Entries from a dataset
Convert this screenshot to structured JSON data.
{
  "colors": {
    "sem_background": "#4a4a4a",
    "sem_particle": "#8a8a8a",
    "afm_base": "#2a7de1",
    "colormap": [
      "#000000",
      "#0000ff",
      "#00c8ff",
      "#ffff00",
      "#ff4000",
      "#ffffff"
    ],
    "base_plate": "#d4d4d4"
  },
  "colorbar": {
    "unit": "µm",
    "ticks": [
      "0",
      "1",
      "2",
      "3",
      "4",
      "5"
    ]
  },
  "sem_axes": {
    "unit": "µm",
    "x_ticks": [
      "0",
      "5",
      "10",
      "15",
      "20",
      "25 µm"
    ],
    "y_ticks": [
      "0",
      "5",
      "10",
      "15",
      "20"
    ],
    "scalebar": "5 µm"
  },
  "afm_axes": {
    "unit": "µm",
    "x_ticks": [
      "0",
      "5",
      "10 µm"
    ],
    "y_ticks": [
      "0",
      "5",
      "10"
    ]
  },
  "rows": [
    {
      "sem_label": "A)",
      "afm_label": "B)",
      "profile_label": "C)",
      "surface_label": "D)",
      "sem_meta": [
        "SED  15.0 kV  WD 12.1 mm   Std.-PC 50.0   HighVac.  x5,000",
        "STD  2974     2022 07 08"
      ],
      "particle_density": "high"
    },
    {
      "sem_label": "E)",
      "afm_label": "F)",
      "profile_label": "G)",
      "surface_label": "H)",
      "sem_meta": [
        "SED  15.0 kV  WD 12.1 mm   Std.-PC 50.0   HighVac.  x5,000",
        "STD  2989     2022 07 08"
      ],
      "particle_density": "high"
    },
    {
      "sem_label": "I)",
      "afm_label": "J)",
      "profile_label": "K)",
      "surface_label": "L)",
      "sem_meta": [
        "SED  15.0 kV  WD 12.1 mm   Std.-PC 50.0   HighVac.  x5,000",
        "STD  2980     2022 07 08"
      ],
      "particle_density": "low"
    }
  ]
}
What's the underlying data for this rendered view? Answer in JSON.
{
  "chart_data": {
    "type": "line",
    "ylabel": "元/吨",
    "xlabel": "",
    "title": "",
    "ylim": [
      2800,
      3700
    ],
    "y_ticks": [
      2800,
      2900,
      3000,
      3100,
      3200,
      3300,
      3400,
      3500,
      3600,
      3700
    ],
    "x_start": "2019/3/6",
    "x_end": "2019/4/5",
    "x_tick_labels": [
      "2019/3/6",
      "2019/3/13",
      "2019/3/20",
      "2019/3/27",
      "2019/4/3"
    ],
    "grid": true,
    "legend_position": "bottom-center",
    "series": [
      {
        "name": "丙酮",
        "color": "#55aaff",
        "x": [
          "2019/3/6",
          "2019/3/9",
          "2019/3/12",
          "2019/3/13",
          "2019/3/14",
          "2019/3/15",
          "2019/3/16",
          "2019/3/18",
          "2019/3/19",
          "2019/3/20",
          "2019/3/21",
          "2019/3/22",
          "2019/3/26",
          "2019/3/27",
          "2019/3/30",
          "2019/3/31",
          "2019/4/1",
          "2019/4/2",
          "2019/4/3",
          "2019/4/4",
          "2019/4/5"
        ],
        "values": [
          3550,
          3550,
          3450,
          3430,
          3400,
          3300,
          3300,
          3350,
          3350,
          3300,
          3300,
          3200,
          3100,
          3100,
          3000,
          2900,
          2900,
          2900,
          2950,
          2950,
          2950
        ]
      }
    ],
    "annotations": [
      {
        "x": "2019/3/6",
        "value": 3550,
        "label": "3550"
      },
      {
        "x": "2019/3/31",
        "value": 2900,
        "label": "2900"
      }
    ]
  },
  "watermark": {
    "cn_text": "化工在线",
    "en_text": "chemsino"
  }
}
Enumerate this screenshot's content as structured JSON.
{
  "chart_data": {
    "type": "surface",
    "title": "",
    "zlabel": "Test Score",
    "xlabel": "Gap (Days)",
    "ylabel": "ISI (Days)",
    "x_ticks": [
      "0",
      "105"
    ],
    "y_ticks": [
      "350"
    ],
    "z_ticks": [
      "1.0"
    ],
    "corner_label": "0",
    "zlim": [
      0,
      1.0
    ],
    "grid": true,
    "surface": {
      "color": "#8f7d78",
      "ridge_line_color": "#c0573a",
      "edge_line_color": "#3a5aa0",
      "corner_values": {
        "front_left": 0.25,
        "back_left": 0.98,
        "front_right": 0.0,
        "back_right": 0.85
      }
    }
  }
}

Task objective
Write out the entire listing exactly.

Exercise output
Convert this screenshot to structured JSON data.
{
  "colors": {
    "sem_background": "#4a4a4a",
    "sem_particle": "#8a8a8a",
    "afm_base": "#2a7de1",
    "colormap": [
      "#000000",
      "#0000ff",
      "#00c8ff",
      "#ffff00",
      "#ff4000",
      "#ffffff"
    ],
    "base_plate": "#d4d4d4"
  },
  "colorbar": {
    "unit": "µm",
    "ticks": [
      "0",
      "1",
      "2",
      "3",
      "4",
      "5"
    ]
  },
  "sem_axes": {
    "unit": "µm",
    "x_ticks": [
      "0",
      "5",
      "10",
      "15",
      "20",
      "25 µm"
    ],
    "y_ticks": [
      "0",
      "5",
      "10",
      "15",
      "20"
    ],
    "scalebar": "5 µm"
  },
  "afm_axes": {
    "unit": "µm",
    "x_ticks": [
      "0",
      "5",
      "10 µm"
    ],
    "y_ticks": [
      "0",
      "5",
      "10"
    ]
  },
  "rows": [
    {
      "sem_label": "A)",
      "afm_label": "B)",
      "profile_label": "C)",
      "surface_label": "D)",
      "sem_meta": [
        "SED  15.0 kV  WD 12.1 mm   Std.-PC 50.0   HighVac.  x5,000",
        "STD  2974     2022 07 08"
      ],
      "particle_density": "high"
    },
    {
      "sem_label": "E)",
      "afm_label": "F)",
      "profile_label": "G)",
      "surface_label": "H)",
      "sem_meta": [
        "SED  15.0 kV  WD 12.1 mm   Std.-PC 50.0   HighVac.  x5,000",
        "STD  2989     2022 07 08"
      ],
      "particle_density": "high"
    },
    {
      "sem_label": "I)",
      "afm_label": "J)",
      "profile_label": "K)",
      "surface_label": "L)",
      "sem_meta": [
        "SED  15.0 kV  WD 12.1 mm   Std.-PC 50.0   HighVac.  x5,000",
        "STD  2980     2022 07 08"
      ],
      "particle_density": "low"
    }
  ]
}
What's the underlying data for this rendered view? Answer in JSON.
{
  "chart_data": {
    "type": "line",
    "ylabel": "元/吨",
    "xlabel": "",
    "title": "",
    "ylim": [
      2800,
      3700
    ],
    "y_ticks": [
      2800,
      2900,
      3000,
      3100,
      3200,
      3300,
      3400,
      3500,
      3600,
      3700
    ],
    "x_start": "2019/3/6",
    "x_end": "2019/4/5",
    "x_tick_labels": [
      "2019/3/6",
      "2019/3/13",
      "2019/3/20",
      "2019/3/27",
      "2019/4/3"
    ],
    "grid": true,
    "legend_position": "bottom-center",
    "series": [
      {
        "name": "丙酮",
        "color": "#55aaff",
        "x": [
          "2019/3/6",
          "2019/3/9",
          "2019/3/12",
          "2019/3/13",
          "2019/3/14",
          "2019/3/15",
          "2019/3/16",
          "2019/3/18",
          "2019/3/19",
          "2019/3/20",
          "2019/3/21",
          "2019/3/22",
          "2019/3/26",
          "2019/3/27",
          "2019/3/30",
          "2019/3/31",
          "2019/4/1",
          "2019/4/2",
          "2019/4/3",
          "2019/4/4",
          "2019/4/5"
        ],
        "values": [
          3550,
          3550,
          3450,
          3430,
          3400,
          3300,
          3300,
          3350,
          3350,
          3300,
          3300,
          3200,
          3100,
          3100,
          3000,
          2900,
          2900,
          2900,
          2950,
          2950,
          2950
        ]
      }
    ],
    "annotations": [
      {
        "x": "2019/3/6",
        "value": 3550,
        "label": "3550"
      },
      {
        "x": "2019/3/31",
        "value": 2900,
        "label": "2900"
      }
    ]
  },
  "watermark": {
    "cn_text": "化工在线",
    "en_text": "chemsino"
  }
}
Enumerate this screenshot's content as structured JSON.
{
  "chart_data": {
    "type": "surface",
    "title": "",
    "zlabel": "Test Score",
    "xlabel": "Gap (Days)",
    "ylabel": "ISI (Days)",
    "x_ticks": [
      "0",
      "105"
    ],
    "y_ticks": [
      "350"
    ],
    "z_ticks": [
      "1.0"
    ],
    "corner_label": "0",
    "zlim": [
      0,
      1.0
    ],
    "grid": true,
    "surface": {
      "color": "#8f7d78",
      "ridge_line_color": "#c0573a",
      "edge_line_color": "#3a5aa0",
      "corner_values": {
        "front_left": 0.25,
        "back_left": 0.98,
        "front_right": 0.0,
        "back_right": 0.85
      }
    }
  }
}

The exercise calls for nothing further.